◆ **WRITTEN EXERCISE**: Using the listing below, please gather every line containing the word "this".

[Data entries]

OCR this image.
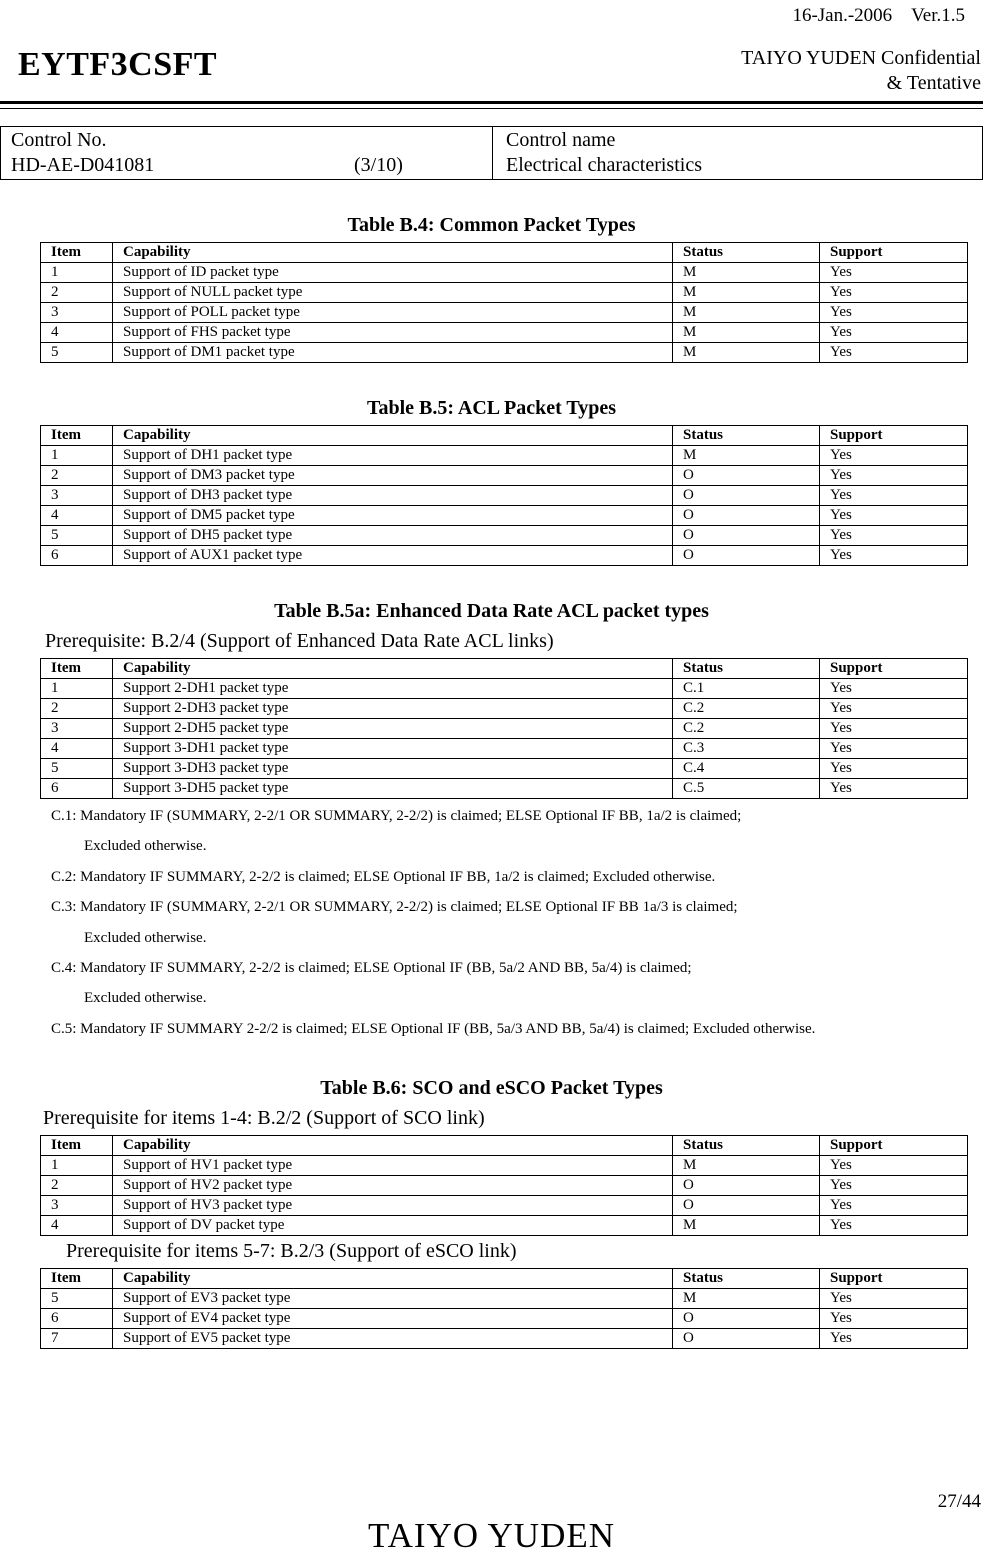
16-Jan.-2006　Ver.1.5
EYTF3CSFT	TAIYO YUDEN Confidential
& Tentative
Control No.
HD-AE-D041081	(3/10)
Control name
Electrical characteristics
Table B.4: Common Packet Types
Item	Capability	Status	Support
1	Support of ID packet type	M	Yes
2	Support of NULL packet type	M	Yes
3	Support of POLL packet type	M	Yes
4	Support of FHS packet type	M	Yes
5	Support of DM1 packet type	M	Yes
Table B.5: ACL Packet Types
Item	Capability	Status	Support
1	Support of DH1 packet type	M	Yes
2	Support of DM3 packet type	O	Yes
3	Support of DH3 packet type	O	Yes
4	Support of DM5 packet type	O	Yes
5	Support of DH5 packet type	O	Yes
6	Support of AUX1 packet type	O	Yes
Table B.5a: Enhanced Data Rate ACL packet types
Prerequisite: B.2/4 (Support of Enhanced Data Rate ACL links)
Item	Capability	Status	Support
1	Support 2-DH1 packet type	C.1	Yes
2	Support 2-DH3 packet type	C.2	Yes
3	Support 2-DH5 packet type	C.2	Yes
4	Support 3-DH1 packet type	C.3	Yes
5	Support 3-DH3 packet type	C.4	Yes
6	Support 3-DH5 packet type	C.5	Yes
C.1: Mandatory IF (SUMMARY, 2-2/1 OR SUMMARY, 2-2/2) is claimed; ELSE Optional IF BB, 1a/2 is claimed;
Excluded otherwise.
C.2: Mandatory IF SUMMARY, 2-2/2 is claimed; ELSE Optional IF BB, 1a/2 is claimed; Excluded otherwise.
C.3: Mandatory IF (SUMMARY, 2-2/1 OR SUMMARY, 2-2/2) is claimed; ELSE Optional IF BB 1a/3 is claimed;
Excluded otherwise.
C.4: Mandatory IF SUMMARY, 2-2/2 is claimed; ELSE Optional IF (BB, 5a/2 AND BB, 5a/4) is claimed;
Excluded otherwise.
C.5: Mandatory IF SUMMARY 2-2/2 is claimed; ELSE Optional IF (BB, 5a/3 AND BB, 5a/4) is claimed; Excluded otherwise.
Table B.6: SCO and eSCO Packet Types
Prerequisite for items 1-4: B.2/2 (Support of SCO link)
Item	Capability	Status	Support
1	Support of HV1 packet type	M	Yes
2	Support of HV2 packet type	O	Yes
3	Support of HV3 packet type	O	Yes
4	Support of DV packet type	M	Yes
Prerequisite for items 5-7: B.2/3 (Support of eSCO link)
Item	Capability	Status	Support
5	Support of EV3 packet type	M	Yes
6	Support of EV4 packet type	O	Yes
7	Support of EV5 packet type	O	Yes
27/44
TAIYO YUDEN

...

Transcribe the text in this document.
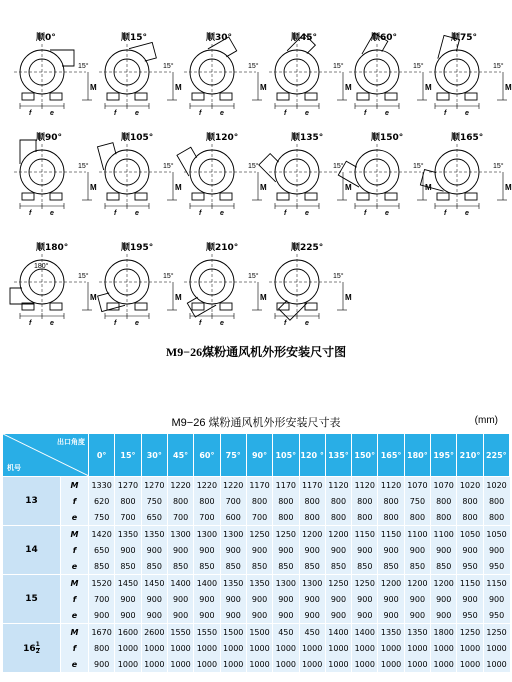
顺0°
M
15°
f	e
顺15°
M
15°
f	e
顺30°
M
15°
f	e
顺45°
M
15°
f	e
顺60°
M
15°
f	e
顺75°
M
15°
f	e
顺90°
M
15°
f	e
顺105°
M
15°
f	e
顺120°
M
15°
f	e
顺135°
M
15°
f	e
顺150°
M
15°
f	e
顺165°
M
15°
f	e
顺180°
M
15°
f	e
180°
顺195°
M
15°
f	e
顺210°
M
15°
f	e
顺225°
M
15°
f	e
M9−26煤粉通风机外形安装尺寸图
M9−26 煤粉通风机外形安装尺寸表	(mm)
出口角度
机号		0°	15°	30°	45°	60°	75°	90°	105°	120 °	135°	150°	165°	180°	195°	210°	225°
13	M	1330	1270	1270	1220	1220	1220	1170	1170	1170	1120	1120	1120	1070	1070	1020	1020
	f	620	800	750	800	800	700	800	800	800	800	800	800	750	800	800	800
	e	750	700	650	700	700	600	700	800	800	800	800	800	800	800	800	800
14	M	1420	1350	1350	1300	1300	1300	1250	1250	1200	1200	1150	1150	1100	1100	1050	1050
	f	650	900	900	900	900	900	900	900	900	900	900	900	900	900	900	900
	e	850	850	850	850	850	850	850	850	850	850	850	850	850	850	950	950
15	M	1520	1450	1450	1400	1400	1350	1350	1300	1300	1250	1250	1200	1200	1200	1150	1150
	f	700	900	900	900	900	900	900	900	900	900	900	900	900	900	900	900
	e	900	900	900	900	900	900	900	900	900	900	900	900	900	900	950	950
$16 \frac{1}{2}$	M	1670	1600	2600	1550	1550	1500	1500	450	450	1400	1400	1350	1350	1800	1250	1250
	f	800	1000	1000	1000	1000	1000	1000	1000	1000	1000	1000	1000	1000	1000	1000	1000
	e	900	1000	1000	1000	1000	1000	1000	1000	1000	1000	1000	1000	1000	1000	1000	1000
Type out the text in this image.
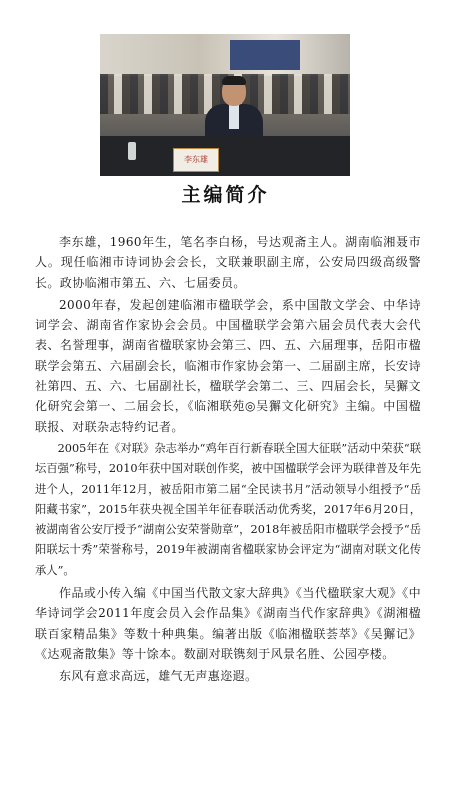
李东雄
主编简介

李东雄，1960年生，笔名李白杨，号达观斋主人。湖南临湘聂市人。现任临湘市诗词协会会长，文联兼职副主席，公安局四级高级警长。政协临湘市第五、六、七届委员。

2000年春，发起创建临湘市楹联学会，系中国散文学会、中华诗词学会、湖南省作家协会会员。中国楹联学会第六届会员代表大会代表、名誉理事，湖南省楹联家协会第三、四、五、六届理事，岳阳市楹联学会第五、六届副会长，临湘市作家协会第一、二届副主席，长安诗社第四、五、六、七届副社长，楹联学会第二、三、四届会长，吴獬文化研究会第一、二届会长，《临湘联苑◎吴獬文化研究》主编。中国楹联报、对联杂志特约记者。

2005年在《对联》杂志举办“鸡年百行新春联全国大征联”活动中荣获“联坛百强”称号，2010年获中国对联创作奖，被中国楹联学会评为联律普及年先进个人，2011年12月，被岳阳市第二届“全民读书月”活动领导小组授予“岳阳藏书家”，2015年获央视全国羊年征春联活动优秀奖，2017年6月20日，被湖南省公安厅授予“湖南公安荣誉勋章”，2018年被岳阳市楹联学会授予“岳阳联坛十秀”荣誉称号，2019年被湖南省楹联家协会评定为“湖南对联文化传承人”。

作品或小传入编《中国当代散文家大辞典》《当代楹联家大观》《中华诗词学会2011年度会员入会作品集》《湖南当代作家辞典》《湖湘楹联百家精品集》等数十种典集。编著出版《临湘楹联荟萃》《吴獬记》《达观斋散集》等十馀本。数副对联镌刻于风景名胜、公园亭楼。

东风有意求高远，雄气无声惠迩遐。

==

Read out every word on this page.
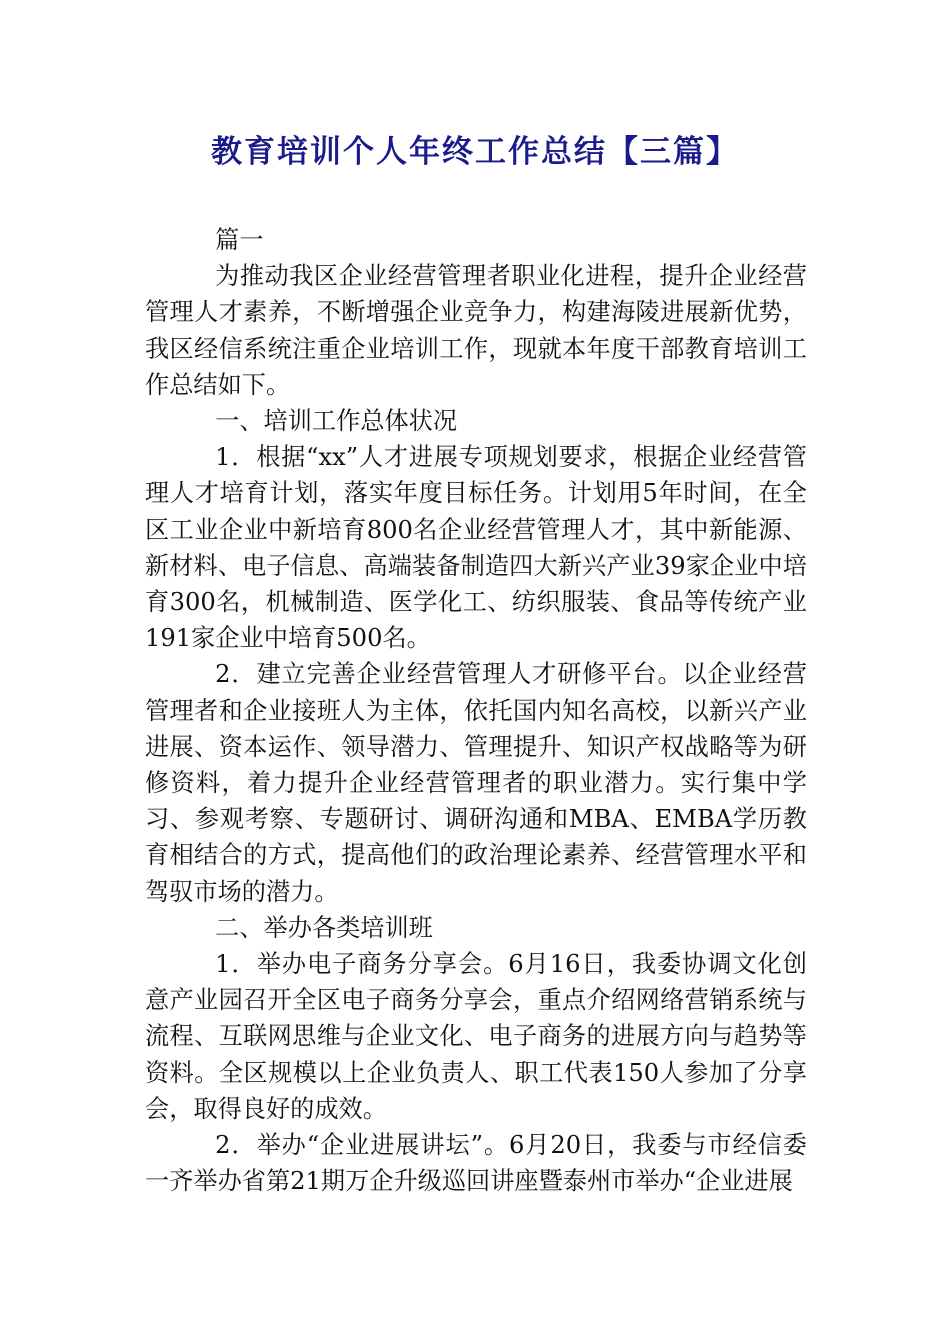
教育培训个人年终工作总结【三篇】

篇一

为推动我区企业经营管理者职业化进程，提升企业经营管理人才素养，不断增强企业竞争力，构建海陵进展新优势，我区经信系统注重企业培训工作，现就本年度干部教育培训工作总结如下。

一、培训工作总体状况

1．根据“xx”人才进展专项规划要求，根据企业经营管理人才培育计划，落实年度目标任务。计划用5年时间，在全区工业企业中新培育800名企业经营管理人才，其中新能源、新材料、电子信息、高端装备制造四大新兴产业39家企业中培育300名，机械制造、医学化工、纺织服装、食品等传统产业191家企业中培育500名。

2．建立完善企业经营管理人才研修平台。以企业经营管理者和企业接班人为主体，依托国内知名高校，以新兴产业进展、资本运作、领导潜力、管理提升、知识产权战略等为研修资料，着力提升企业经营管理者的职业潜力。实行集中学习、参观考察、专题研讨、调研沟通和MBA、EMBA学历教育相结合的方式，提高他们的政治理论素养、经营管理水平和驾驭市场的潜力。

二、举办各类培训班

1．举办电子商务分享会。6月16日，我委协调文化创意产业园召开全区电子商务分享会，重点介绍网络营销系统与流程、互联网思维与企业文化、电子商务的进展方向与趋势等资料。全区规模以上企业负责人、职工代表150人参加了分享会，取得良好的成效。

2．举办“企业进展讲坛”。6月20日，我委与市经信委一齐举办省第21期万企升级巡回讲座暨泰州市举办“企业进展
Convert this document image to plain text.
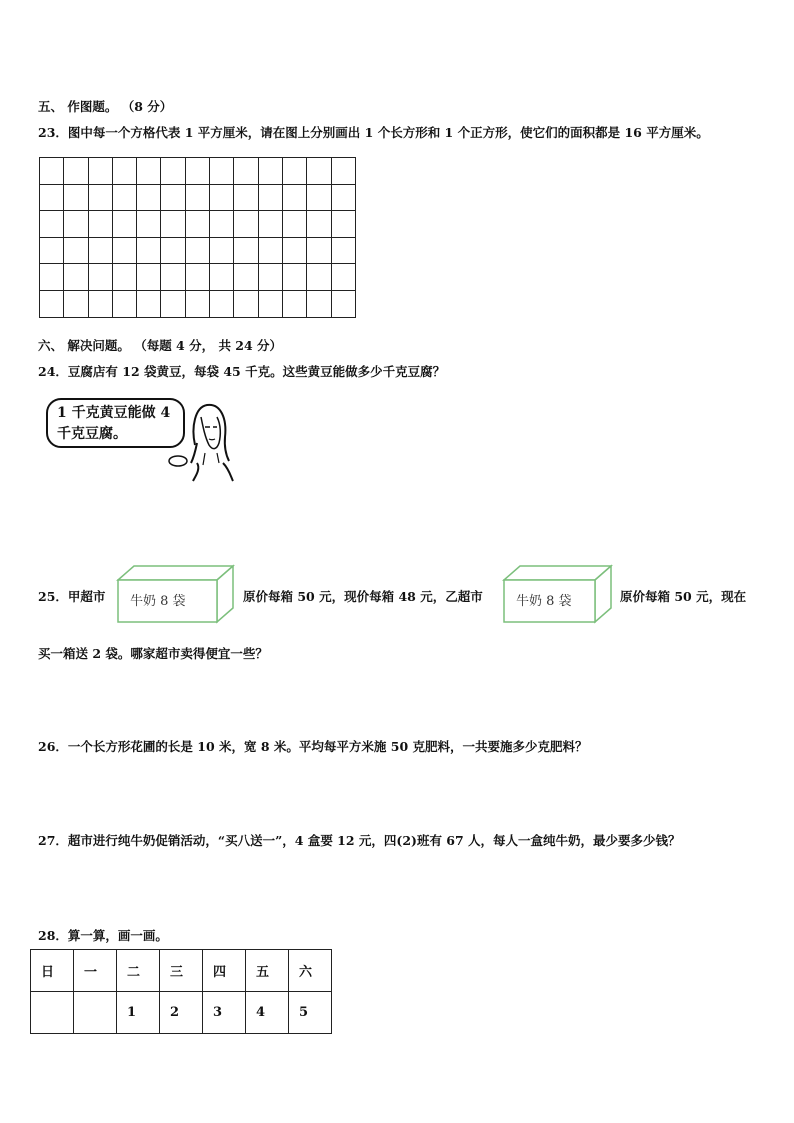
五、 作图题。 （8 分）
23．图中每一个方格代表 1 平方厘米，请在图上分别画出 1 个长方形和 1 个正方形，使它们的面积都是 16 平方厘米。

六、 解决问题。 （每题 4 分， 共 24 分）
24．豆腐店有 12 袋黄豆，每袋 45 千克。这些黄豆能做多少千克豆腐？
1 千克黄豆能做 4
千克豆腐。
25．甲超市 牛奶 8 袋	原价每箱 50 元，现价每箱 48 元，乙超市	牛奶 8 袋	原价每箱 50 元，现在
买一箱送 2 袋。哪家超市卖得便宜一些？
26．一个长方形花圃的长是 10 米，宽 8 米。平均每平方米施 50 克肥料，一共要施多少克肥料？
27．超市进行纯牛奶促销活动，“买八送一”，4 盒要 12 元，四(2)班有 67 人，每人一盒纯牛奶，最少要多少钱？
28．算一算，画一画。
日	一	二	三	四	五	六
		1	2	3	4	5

◆ **OUTPUT**:
OCR this image.
Transcribe the text in this document.
Type out the text in this image.
Read out every word on this page.
Convert this document image to plain text.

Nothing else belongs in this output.